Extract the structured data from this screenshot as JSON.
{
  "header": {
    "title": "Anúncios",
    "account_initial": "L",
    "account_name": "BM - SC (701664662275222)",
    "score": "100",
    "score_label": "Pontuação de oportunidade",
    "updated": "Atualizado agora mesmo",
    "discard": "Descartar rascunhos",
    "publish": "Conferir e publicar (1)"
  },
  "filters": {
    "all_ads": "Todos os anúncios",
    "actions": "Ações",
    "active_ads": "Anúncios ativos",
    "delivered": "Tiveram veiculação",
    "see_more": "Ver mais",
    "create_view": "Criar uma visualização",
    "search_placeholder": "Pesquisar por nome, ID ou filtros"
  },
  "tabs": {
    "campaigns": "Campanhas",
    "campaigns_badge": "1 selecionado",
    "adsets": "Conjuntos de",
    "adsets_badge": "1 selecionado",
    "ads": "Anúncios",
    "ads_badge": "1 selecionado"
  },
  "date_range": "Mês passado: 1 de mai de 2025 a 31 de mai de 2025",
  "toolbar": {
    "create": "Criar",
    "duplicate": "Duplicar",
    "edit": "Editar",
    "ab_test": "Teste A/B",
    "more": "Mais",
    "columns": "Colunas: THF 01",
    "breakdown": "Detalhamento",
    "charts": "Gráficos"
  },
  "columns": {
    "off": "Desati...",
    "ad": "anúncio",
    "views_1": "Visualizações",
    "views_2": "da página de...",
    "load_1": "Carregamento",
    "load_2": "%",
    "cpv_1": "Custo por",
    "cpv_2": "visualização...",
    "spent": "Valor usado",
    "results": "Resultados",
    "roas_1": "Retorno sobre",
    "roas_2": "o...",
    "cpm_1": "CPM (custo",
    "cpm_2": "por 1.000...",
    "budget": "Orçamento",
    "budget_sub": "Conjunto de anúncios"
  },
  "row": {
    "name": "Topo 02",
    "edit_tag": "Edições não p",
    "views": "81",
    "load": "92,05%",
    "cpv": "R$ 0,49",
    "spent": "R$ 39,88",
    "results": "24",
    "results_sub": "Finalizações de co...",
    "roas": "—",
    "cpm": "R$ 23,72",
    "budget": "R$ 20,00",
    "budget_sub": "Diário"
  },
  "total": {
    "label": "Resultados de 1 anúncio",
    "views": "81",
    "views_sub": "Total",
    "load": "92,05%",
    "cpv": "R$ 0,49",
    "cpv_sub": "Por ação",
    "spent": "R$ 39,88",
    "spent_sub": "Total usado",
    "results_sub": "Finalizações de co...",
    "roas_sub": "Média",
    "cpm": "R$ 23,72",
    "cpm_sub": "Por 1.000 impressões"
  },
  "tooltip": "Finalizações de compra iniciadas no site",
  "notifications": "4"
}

◆ ◆ ◆ ◆ ◆ ◆ ◆

* **Objective**
Extract the data exactly as given.

* **Response to this exercise**
Extract the structured data from this screenshot as JSON.
{
  "header": {
    "title": "Anúncios",
    "account_initial": "L",
    "account_name": "BM - SC (701664662275222)",
    "score": "100",
    "score_label": "Pontuação de oportunidade",
    "updated": "Atualizado agora mesmo",
    "discard": "Descartar rascunhos",
    "publish": "Conferir e publicar (1)"
  },
  "filters": {
    "all_ads": "Todos os anúncios",
    "actions": "Ações",
    "active_ads": "Anúncios ativos",
    "delivered": "Tiveram veiculação",
    "see_more": "Ver mais",
    "create_view": "Criar uma visualização",
    "search_placeholder": "Pesquisar por nome, ID ou filtros"
  },
  "tabs": {
    "campaigns": "Campanhas",
    "campaigns_badge": "1 selecionado",
    "adsets": "Conjuntos de",
    "adsets_badge": "1 selecionado",
    "ads": "Anúncios",
    "ads_badge": "1 selecionado"
  },
  "date_range": "Mês passado: 1 de mai de 2025 a 31 de mai de 2025",
  "toolbar": {
    "create": "Criar",
    "duplicate": "Duplicar",
    "edit": "Editar",
    "ab_test": "Teste A/B",
    "more": "Mais",
    "columns": "Colunas: THF 01",
    "breakdown": "Detalhamento",
    "charts": "Gráficos"
  },
  "columns": {
    "off": "Desati...",
    "ad": "anúncio",
    "views_1": "Visualizações",
    "views_2": "da página de...",
    "load_1": "Carregamento",
    "load_2": "%",
    "cpv_1": "Custo por",
    "cpv_2": "visualização...",
    "spent": "Valor usado",
    "results": "Resultados",
    "roas_1": "Retorno sobre",
    "roas_2": "o...",
    "cpm_1": "CPM (custo",
    "cpm_2": "por 1.000...",
    "budget": "Orçamento",
    "budget_sub": "Conjunto de anúncios"
  },
  "row": {
    "name": "Topo 02",
    "edit_tag": "Edições não p",
    "views": "81",
    "load": "92,05%",
    "cpv": "R$ 0,49",
    "spent": "R$ 39,88",
    "results": "24",
    "results_sub": "Finalizações de co...",
    "roas": "—",
    "cpm": "R$ 23,72",
    "budget": "R$ 20,00",
    "budget_sub": "Diário"
  },
  "total": {
    "label": "Resultados de 1 anúncio",
    "views": "81",
    "views_sub": "Total",
    "load": "92,05%",
    "cpv": "R$ 0,49",
    "cpv_sub": "Por ação",
    "spent": "R$ 39,88",
    "spent_sub": "Total usado",
    "results_sub": "Finalizações de co...",
    "roas_sub": "Média",
    "cpm": "R$ 23,72",
    "cpm_sub": "Por 1.000 impressões"
  },
  "tooltip": "Finalizações de compra iniciadas no site",
  "notifications": "4"
}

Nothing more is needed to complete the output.